[start Data provided]
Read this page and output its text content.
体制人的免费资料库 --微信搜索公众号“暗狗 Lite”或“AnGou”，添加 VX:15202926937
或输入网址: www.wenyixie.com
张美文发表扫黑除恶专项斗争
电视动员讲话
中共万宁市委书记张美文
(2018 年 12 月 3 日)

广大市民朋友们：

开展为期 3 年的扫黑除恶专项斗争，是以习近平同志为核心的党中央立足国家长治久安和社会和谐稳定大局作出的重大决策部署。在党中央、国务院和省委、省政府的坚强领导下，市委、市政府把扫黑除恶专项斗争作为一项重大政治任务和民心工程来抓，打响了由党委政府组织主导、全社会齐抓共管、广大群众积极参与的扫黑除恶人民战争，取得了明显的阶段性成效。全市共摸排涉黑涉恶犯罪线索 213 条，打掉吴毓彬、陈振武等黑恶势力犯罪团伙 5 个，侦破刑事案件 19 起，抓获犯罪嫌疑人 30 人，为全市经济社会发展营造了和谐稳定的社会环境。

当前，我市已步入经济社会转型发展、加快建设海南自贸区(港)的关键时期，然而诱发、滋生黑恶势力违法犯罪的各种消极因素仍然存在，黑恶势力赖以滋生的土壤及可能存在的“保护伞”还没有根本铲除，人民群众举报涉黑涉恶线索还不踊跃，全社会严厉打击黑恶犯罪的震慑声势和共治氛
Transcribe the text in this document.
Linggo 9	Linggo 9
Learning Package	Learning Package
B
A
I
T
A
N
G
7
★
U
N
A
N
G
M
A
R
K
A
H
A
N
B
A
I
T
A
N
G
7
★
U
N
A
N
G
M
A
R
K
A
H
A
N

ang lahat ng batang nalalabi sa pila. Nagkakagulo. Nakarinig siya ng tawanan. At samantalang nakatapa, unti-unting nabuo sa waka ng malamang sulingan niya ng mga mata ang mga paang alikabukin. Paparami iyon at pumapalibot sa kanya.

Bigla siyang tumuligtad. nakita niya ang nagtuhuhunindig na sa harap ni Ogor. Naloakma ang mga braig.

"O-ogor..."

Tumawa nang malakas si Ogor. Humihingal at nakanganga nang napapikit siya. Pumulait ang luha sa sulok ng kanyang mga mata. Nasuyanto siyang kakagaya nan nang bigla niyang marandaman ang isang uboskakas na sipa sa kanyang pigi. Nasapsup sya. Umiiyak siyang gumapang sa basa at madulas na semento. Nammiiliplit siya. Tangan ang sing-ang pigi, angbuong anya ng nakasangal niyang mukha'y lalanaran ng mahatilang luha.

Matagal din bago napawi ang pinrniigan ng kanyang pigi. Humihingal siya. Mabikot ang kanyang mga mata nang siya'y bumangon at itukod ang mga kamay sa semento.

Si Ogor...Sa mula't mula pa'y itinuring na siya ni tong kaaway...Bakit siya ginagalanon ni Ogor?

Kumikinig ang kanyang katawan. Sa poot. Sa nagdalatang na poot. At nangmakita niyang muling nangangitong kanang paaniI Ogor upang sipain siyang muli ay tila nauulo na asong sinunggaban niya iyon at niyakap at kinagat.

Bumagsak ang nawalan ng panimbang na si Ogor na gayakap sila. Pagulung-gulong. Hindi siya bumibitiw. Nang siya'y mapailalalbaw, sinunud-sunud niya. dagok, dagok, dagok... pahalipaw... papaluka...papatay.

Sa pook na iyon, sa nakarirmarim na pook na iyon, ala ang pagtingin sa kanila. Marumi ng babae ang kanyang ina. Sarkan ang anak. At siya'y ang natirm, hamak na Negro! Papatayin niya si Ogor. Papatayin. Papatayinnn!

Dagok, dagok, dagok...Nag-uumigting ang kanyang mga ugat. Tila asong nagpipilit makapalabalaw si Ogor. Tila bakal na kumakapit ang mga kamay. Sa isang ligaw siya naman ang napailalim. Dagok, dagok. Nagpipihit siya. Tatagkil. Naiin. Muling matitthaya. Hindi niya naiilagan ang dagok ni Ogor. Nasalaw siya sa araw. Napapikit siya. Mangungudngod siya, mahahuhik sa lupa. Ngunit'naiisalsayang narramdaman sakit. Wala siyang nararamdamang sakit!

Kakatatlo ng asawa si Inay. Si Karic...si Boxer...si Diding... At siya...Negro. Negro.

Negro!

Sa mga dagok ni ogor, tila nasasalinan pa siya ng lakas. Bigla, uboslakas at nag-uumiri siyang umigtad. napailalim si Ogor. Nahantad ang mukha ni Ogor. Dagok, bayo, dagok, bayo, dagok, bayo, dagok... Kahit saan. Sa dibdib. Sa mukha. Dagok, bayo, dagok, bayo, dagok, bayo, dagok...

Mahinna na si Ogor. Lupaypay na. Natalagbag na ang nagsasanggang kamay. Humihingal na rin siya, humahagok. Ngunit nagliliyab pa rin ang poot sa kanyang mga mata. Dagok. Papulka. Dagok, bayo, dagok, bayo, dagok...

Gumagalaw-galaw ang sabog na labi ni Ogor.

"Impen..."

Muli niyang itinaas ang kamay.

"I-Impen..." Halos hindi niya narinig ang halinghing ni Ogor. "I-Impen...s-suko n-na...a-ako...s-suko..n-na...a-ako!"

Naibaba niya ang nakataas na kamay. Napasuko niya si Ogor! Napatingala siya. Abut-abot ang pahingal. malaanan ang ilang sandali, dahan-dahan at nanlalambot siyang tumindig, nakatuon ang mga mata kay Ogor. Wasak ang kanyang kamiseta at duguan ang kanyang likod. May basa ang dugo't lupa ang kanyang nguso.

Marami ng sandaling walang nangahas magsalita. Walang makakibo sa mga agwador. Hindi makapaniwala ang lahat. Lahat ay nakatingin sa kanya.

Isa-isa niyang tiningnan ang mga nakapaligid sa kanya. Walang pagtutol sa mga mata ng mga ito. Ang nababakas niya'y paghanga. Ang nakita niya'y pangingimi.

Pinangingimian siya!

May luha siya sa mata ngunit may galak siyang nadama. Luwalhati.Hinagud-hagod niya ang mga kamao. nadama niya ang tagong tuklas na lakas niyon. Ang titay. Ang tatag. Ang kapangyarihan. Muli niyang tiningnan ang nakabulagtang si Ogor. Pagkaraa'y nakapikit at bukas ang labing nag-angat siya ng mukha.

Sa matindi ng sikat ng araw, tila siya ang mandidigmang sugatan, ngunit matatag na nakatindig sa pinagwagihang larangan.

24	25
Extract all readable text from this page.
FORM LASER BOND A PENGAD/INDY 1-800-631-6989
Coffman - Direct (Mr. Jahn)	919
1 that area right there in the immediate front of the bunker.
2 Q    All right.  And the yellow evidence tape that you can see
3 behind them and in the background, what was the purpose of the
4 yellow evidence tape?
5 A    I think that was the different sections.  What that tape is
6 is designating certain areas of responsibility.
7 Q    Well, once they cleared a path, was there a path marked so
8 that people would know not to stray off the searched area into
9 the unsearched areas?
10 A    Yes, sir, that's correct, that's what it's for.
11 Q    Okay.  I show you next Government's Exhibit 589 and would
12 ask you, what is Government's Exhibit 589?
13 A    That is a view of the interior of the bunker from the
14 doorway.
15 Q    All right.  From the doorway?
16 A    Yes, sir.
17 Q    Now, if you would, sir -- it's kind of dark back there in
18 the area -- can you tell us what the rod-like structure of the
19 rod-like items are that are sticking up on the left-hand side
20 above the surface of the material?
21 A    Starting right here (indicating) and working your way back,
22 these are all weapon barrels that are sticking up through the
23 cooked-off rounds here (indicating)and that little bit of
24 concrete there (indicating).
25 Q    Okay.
[end Data provided]
Starting with the line that contains "Extract all readable text from this page.", return each line through the last one of the data above, exactly as written and nothing more.

Written solution:
Extract all readable text from this page.
FORM LASER BOND A PENGAD/INDY 1-800-631-6989
Coffman - Direct (Mr. Jahn)	919
1 that area right there in the immediate front of the bunker.
2 Q    All right.  And the yellow evidence tape that you can see
3 behind them and in the background, what was the purpose of the
4 yellow evidence tape?
5 A    I think that was the different sections.  What that tape is
6 is designating certain areas of responsibility.
7 Q    Well, once they cleared a path, was there a path marked so
8 that people would know not to stray off the searched area into
9 the unsearched areas?
10 A    Yes, sir, that's correct, that's what it's for.
11 Q    Okay.  I show you next Government's Exhibit 589 and would
12 ask you, what is Government's Exhibit 589?
13 A    That is a view of the interior of the bunker from the
14 doorway.
15 Q    All right.  From the doorway?
16 A    Yes, sir.
17 Q    Now, if you would, sir -- it's kind of dark back there in
18 the area -- can you tell us what the rod-like structure of the
19 rod-like items are that are sticking up on the left-hand side
20 above the surface of the material?
21 A    Starting right here (indicating) and working your way back,
22 these are all weapon barrels that are sticking up through the
23 cooked-off rounds here (indicating)and that little bit of
24 concrete there (indicating).
25 Q    Okay.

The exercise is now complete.